╭─ TEXT

I just realised The box in the starting room that says "stand here" is to keep you stationary in a small space, so that you can easily be hit in the head with a brick
Reminds me of the old experiments from the 50s where they would tell people to push a button and they would just hear people screaming and being tortured, but the people would push the button anyways as long as they were told to.
"Nobody has ever escaped, nobody gets out, nobody gets in." Sounds to me like you're wrong, considering the presence of people and especially intruders in the facility.
This reminds me of that social experiment where an authority figure orders the subject to deliver electrical shocks to the person they think is a test subject. "I was only following orders" is no excuse for atrocious behavior.
@@ursa_margo the key lesson from the Nuremberg trial of Nazis was; Following orders is not an excuse for killing civilians, even under duress of death.
@@zakaruahbones3142 That wasn't the point of the Nuremberg trials at all. The trials where originally only for 24 people, all of which had high positions in office or military, 3 of which were acquitted for having no significant participation in the planning or execution of the war crimes committed.
@@ursa_margo I do not agree with that conclusion. Everyone should accept culpability of their actions. It doesn't matter if an authority figure orders you to commit an atrocity, you're still personally responsible.

╰─
╭─ GIVEN DATA

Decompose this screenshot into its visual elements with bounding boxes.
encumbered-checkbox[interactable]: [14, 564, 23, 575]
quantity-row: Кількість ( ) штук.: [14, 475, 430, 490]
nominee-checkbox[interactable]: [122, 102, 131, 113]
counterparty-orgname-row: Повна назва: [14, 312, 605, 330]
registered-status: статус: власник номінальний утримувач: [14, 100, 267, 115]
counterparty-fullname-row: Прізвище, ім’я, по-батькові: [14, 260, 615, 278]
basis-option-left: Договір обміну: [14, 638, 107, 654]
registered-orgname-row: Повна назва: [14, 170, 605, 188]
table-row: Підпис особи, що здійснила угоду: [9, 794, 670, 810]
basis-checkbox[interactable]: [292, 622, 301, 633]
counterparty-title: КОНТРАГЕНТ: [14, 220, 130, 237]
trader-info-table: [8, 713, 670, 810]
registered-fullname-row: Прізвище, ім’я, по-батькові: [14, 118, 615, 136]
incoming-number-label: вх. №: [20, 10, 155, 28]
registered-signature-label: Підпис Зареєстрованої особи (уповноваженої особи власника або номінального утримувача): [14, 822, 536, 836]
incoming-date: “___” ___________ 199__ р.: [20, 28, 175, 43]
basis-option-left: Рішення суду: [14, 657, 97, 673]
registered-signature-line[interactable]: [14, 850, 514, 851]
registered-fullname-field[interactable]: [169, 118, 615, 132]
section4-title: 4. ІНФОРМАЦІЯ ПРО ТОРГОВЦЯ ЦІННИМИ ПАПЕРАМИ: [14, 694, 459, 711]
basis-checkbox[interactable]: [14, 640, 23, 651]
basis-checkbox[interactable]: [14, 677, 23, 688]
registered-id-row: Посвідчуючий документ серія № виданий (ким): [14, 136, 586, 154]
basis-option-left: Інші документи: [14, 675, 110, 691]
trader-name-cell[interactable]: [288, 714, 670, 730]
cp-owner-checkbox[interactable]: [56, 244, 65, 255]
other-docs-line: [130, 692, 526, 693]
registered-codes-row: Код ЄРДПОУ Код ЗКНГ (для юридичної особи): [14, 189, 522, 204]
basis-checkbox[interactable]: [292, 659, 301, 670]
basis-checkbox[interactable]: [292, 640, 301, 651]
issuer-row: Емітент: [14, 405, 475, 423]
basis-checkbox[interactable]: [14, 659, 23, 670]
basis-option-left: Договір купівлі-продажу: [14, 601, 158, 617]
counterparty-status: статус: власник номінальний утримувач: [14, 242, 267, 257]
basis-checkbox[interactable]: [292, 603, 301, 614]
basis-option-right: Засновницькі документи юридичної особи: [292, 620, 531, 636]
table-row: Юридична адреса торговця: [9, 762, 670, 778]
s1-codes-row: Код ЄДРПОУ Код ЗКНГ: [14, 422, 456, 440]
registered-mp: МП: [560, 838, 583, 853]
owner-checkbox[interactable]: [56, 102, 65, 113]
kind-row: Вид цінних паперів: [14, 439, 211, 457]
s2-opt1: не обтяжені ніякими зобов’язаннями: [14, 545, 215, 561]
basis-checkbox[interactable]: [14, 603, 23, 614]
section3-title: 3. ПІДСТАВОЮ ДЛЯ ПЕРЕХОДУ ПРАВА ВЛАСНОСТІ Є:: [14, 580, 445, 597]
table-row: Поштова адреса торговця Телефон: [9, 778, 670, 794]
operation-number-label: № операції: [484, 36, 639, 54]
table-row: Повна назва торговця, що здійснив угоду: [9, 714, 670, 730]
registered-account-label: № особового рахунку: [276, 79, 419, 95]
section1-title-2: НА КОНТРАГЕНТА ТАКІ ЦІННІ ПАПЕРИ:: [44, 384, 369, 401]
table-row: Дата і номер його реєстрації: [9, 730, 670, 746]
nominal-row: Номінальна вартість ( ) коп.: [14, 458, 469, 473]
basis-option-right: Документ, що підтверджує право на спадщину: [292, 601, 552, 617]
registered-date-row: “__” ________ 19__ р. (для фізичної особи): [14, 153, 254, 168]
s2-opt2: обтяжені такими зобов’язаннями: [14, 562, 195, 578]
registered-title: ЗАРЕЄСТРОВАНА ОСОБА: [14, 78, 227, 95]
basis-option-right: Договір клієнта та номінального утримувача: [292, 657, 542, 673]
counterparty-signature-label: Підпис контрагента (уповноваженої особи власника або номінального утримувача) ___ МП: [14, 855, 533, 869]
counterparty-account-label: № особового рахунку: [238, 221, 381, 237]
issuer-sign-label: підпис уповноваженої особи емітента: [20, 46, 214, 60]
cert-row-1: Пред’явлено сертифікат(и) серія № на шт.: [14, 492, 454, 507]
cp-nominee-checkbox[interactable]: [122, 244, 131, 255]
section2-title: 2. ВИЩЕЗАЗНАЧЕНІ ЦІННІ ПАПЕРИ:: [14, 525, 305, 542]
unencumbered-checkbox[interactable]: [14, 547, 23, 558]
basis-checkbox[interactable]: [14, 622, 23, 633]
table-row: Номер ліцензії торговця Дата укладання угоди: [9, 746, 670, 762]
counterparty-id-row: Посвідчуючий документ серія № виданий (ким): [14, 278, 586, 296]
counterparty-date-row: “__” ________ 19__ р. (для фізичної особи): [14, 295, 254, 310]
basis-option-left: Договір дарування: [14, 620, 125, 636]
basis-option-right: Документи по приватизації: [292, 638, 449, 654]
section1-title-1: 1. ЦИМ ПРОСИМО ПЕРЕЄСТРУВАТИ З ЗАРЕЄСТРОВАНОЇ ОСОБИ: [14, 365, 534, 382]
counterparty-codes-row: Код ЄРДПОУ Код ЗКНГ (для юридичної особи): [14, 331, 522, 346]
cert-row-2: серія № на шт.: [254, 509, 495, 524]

╰─

Could you reproduce the comments word for word, beginning with the words containing "This reminds me" and ending with "still personally responsible."?

RESPONSE BELOW:
This reminds me of that social experiment where an authority figure orders the subject to deliver electrical shocks to the person they think is a test subject. "I was only following orders" is no excuse for atrocious behavior.
@@ursa_margo the key lesson from the Nuremberg trial of Nazis was; Following orders is not an excuse for killing civilians, even under duress of death.
@@zakaruahbones3142 That wasn't the point of the Nuremberg trials at all. The trials where originally only for 24 people, all of which had high positions in office or military, 3 of which were acquitted for having no significant participation in the planning or execution of the war crimes committed.
@@ursa_margo I do not agree with that conclusion. Everyone should accept culpability of their actions. It doesn't matter if an authority figure orders you to commit an atrocity, you're still personally responsible.